Element placement data:
————————

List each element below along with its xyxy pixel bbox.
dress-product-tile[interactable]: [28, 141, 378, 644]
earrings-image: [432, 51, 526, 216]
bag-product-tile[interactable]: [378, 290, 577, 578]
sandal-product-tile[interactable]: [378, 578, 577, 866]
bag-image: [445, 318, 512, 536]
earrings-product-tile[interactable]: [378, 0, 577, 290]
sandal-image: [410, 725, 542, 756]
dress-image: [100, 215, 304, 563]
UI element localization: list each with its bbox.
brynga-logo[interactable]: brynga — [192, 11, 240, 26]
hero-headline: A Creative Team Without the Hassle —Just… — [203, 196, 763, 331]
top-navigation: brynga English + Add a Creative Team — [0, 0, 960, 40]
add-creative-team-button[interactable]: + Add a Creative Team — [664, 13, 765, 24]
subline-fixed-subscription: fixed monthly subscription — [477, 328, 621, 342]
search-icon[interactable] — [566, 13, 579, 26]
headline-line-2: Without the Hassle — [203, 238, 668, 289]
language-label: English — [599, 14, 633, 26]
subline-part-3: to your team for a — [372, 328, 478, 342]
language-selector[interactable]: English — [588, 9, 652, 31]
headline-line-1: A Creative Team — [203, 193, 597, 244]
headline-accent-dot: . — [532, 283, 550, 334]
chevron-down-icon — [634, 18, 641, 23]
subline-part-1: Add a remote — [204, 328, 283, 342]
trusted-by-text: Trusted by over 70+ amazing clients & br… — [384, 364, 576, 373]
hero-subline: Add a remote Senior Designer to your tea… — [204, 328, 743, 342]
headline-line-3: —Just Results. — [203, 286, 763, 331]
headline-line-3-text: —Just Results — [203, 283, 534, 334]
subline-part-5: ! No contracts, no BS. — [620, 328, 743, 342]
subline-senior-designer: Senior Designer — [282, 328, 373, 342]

————————

SET TASK — Rewrite every line of the entries above, swapping "Hassle" for "Headache" each time it appears and leaving all other text the same.

ANSWER FOR THIS EXERCISE —
List each element below along with its xyxy pixel bbox.
dress-product-tile[interactable]: [28, 141, 378, 644]
earrings-image: [432, 51, 526, 216]
bag-product-tile[interactable]: [378, 290, 577, 578]
sandal-product-tile[interactable]: [378, 578, 577, 866]
bag-image: [445, 318, 512, 536]
earrings-product-tile[interactable]: [378, 0, 577, 290]
sandal-image: [410, 725, 542, 756]
dress-image: [100, 215, 304, 563]
UI element localization: list each with its bbox.
brynga-logo[interactable]: brynga — [192, 11, 240, 26]
hero-headline: A Creative Team Without the Headache —Just… — [203, 196, 763, 331]
top-navigation: brynga English + Add a Creative Team — [0, 0, 960, 40]
add-creative-team-button[interactable]: + Add a Creative Team — [664, 13, 765, 24]
subline-fixed-subscription: fixed monthly subscription — [477, 328, 621, 342]
search-icon[interactable] — [566, 13, 579, 26]
headline-line-2: Without the Headache — [203, 238, 668, 289]
language-label: English — [599, 14, 633, 26]
subline-part-3: to your team for a — [372, 328, 478, 342]
language-selector[interactable]: English — [588, 9, 652, 31]
headline-line-1: A Creative Team — [203, 193, 597, 244]
headline-accent-dot: . — [532, 283, 550, 334]
chevron-down-icon — [634, 18, 641, 23]
subline-part-1: Add a remote — [204, 328, 283, 342]
trusted-by-text: Trusted by over 70+ amazing clients & br… — [384, 364, 576, 373]
hero-subline: Add a remote Senior Designer to your tea… — [204, 328, 743, 342]
headline-line-3: —Just Results. — [203, 286, 763, 331]
headline-line-3-text: —Just Results — [203, 283, 534, 334]
subline-part-5: ! No contracts, no BS. — [620, 328, 743, 342]
subline-senior-designer: Senior Designer — [282, 328, 373, 342]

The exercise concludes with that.